____ Given records

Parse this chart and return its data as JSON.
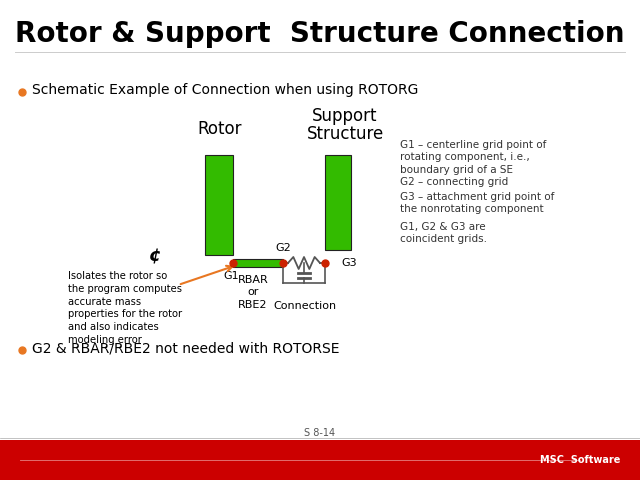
{
  "title": "Rotor & Support  Structure Connection",
  "bullet1": "Schematic Example of Connection when using ROTORG",
  "bullet2": "G2 & RBAR/RBE2 not needed with ROTORSE",
  "rotor_label": "Rotor",
  "support_label_1": "Support",
  "support_label_2": "Structure",
  "g1_label": "G1",
  "g2_label": "G2",
  "g3_label": "G3",
  "rbar_label": "RBAR\nor\nRBE2",
  "connection_label": "Connection",
  "centerline_symbol": "¢",
  "isolates_text": "Isolates the rotor so\nthe program computes\naccurate mass\nproperties for the rotor\nand also indicates\nmodeling error",
  "g1_note": "G1 – centerline grid point of\nrotating component, i.e.,\nboundary grid of a SE",
  "g2_note": "G2 – connecting grid",
  "g3_note": "G3 – attachment grid point of\nthe nonrotating component",
  "g123_note": "G1, G2 & G3 are\ncoincident grids.",
  "green_color": "#33bb00",
  "orange_color": "#E87722",
  "red_dot_color": "#cc2200",
  "line_color": "#555555",
  "bg_color": "#ffffff",
  "footer_bar_color": "#cc0000",
  "slide_number": "S 8-14",
  "title_fontsize": 20,
  "body_fontsize": 10,
  "small_fontsize": 8,
  "note_fontsize": 7.5
}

________

The pictures in the entries should be left out; output everything else exactly.

Parse this chart and return its data as JSON.
{
  "title": "Rotor & Support  Structure Connection",
  "bullet1": "Schematic Example of Connection when using ROTORG",
  "bullet2": "G2 & RBAR/RBE2 not needed with ROTORSE",
  "rotor_label": "Rotor",
  "support_label_1": "Support",
  "support_label_2": "Structure",
  "g1_label": "G1",
  "g2_label": "G2",
  "g3_label": "G3",
  "rbar_label": "RBAR\nor\nRBE2",
  "connection_label": "Connection",
  "centerline_symbol": "¢",
  "isolates_text": "Isolates the rotor so\nthe program computes\naccurate mass\nproperties for the rotor\nand also indicates\nmodeling error",
  "g1_note": "G1 – centerline grid point of\nrotating component, i.e.,\nboundary grid of a SE",
  "g2_note": "G2 – connecting grid",
  "g3_note": "G3 – attachment grid point of\nthe nonrotating component",
  "g123_note": "G1, G2 & G3 are\ncoincident grids.",
  "green_color": "#33bb00",
  "orange_color": "#E87722",
  "red_dot_color": "#cc2200",
  "line_color": "#555555",
  "bg_color": "#ffffff",
  "footer_bar_color": "#cc0000",
  "slide_number": "S 8-14",
  "title_fontsize": 20,
  "body_fontsize": 10,
  "small_fontsize": 8,
  "note_fontsize": 7.5
}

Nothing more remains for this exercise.